■ GIVEN RECORDS ■
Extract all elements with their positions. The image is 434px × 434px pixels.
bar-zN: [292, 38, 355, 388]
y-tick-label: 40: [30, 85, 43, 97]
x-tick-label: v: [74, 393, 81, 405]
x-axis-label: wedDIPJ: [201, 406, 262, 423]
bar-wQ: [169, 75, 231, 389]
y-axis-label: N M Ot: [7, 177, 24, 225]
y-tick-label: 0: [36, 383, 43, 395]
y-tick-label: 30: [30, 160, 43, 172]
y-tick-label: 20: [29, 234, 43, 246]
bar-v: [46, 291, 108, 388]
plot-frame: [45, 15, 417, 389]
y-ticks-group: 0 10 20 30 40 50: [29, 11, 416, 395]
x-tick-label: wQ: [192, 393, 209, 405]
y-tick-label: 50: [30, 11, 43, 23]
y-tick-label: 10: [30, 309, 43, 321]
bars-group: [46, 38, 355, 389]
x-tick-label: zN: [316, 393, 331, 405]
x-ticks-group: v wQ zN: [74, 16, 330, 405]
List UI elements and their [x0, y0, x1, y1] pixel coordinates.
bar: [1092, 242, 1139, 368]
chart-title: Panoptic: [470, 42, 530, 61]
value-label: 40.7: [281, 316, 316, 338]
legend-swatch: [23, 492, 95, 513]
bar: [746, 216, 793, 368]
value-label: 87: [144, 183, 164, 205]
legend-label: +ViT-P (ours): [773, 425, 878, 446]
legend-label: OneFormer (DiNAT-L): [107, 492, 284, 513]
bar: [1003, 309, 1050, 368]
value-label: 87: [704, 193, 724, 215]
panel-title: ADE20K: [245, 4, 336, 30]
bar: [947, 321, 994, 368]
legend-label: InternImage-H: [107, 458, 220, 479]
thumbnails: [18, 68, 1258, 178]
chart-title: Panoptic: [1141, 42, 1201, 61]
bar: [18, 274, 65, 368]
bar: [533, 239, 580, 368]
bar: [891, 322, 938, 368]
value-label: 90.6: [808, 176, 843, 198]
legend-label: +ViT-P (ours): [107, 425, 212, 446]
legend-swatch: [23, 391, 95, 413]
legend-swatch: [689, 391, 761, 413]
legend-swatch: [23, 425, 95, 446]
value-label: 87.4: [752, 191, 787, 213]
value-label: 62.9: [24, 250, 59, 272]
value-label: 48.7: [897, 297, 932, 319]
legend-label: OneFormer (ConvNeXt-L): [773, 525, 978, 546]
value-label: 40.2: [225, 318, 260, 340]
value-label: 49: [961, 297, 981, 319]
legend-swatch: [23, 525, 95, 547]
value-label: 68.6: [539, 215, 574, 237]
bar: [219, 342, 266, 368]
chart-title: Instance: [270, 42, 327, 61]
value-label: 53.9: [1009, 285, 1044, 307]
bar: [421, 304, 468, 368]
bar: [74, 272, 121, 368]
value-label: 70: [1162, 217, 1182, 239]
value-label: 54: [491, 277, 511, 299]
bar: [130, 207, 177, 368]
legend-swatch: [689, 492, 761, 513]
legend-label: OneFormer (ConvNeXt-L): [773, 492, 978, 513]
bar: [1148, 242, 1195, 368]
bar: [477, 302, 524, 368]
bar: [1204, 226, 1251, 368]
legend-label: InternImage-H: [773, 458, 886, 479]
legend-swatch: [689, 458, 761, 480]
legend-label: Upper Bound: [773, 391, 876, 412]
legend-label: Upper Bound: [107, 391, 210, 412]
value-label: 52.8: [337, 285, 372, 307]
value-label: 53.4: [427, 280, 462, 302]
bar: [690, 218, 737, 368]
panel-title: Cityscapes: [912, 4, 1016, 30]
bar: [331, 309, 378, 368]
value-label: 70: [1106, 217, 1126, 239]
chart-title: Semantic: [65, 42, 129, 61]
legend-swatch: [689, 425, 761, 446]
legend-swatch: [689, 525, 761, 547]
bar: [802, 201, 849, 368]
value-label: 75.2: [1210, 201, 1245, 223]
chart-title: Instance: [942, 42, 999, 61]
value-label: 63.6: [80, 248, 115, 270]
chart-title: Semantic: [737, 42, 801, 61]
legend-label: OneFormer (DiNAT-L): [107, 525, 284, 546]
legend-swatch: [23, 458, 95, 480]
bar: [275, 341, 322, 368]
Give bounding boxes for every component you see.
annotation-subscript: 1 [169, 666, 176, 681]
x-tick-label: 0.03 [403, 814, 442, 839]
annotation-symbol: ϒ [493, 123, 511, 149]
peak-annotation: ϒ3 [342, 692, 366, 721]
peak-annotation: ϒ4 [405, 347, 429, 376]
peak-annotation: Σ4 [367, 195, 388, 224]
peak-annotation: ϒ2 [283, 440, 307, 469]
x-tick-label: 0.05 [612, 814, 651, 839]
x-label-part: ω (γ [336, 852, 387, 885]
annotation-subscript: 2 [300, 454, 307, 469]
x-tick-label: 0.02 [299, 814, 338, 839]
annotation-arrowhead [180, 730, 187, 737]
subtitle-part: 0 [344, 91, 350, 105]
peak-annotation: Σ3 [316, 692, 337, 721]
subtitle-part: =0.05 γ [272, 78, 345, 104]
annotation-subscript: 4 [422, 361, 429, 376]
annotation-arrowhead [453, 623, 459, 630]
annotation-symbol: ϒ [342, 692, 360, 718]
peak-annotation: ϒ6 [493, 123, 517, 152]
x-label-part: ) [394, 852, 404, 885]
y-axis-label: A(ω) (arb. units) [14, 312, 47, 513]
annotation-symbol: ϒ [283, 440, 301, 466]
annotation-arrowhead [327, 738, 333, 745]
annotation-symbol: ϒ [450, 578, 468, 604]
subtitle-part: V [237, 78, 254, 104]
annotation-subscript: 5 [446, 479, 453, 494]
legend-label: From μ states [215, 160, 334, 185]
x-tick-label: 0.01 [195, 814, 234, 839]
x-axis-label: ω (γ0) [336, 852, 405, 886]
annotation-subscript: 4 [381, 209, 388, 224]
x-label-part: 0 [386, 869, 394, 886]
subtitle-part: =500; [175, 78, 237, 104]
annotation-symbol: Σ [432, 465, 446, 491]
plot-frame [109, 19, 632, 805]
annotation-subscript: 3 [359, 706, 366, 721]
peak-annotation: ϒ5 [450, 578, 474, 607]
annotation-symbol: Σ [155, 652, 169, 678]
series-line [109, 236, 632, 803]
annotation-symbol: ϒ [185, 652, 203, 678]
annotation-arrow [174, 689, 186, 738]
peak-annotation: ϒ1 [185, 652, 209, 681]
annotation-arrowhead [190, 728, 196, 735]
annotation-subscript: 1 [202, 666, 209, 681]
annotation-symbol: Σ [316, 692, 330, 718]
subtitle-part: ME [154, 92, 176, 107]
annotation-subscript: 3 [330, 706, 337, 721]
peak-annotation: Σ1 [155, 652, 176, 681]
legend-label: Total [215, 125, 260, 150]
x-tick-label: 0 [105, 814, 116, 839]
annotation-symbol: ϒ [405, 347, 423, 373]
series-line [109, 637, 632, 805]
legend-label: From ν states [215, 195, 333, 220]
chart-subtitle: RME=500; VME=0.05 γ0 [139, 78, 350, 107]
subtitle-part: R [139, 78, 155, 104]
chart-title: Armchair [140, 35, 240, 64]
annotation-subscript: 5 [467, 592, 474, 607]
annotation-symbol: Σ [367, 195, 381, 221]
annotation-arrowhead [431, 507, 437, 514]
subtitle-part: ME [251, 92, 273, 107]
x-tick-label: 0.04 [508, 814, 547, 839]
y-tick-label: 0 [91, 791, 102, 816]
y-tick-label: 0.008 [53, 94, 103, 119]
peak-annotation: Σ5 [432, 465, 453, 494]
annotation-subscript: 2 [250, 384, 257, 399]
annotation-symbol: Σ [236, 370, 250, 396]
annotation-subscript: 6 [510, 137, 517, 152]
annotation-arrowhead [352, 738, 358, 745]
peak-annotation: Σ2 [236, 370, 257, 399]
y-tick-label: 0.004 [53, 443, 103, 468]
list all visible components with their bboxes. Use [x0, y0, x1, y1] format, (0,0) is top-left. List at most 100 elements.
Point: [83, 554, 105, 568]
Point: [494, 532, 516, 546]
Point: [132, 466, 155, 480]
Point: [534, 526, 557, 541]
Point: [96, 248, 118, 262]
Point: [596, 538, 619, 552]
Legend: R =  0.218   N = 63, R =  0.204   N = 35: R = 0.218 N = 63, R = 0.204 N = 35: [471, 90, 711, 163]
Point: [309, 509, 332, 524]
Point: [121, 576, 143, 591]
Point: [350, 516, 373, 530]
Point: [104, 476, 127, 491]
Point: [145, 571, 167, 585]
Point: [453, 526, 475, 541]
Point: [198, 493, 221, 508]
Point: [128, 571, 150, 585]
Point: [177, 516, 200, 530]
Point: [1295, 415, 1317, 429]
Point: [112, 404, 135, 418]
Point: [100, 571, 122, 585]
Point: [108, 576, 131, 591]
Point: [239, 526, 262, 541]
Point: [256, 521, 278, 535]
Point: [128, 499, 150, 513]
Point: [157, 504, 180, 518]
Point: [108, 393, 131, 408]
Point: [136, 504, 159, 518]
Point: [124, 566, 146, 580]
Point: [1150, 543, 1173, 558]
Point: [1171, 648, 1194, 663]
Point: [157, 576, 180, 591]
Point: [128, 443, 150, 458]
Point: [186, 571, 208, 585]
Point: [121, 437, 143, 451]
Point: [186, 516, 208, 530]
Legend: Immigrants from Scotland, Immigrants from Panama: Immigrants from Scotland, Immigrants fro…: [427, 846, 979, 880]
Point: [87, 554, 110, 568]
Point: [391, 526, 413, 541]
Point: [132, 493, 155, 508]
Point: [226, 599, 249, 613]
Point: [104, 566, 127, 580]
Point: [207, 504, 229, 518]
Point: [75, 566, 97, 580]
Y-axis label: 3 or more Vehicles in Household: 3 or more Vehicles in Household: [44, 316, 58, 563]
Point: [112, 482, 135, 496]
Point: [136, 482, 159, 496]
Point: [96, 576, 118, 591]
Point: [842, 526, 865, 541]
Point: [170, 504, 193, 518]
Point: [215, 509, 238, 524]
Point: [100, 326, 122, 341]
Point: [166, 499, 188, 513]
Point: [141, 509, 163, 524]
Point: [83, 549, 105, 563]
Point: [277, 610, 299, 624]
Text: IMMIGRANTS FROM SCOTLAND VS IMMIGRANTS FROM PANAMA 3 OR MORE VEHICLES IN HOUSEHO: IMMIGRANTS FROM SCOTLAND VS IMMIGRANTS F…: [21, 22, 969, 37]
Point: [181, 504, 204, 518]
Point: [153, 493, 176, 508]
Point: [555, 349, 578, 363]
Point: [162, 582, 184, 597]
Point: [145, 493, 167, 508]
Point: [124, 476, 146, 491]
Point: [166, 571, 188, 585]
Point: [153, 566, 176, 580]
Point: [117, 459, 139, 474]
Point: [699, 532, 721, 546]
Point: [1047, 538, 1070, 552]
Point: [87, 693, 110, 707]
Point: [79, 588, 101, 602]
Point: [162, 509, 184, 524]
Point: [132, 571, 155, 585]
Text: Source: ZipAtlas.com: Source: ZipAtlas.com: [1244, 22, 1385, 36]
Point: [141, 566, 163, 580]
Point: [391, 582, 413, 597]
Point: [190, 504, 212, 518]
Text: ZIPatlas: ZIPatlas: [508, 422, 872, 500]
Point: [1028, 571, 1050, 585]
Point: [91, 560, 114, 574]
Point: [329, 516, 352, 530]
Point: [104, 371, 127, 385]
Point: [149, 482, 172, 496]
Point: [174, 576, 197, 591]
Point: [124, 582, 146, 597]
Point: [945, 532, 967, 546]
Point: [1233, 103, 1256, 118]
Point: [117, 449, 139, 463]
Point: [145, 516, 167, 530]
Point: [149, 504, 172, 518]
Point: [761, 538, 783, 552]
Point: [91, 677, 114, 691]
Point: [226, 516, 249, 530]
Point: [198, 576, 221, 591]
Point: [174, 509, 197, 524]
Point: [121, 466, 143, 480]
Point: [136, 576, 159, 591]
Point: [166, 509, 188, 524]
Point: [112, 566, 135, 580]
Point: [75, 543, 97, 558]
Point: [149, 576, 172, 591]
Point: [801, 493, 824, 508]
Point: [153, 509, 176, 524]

■ SHORT TASK ■
Copy the items from the very start through the line containing "y-tick-label: 10: [30, 309, 43, 321]", changing "plot-frame" to "chart-frame" and leaving everything else untouched.

■ OUTPUT OF THE EXERCISE ■
Extract all elements with their positions. The image is 434px × 434px pixels.
bar-zN: [292, 38, 355, 388]
y-tick-label: 40: [30, 85, 43, 97]
x-tick-label: v: [74, 393, 81, 405]
x-axis-label: wedDIPJ: [201, 406, 262, 423]
bar-wQ: [169, 75, 231, 389]
y-axis-label: N M Ot: [7, 177, 24, 225]
y-tick-label: 0: [36, 383, 43, 395]
y-tick-label: 30: [30, 160, 43, 172]
y-tick-label: 20: [29, 234, 43, 246]
bar-v: [46, 291, 108, 388]
chart-frame: [45, 15, 417, 389]
y-ticks-group: 0 10 20 30 40 50: [29, 11, 416, 395]
x-tick-label: wQ: [192, 393, 209, 405]
y-tick-label: 50: [30, 11, 43, 23]
y-tick-label: 10: [30, 309, 43, 321]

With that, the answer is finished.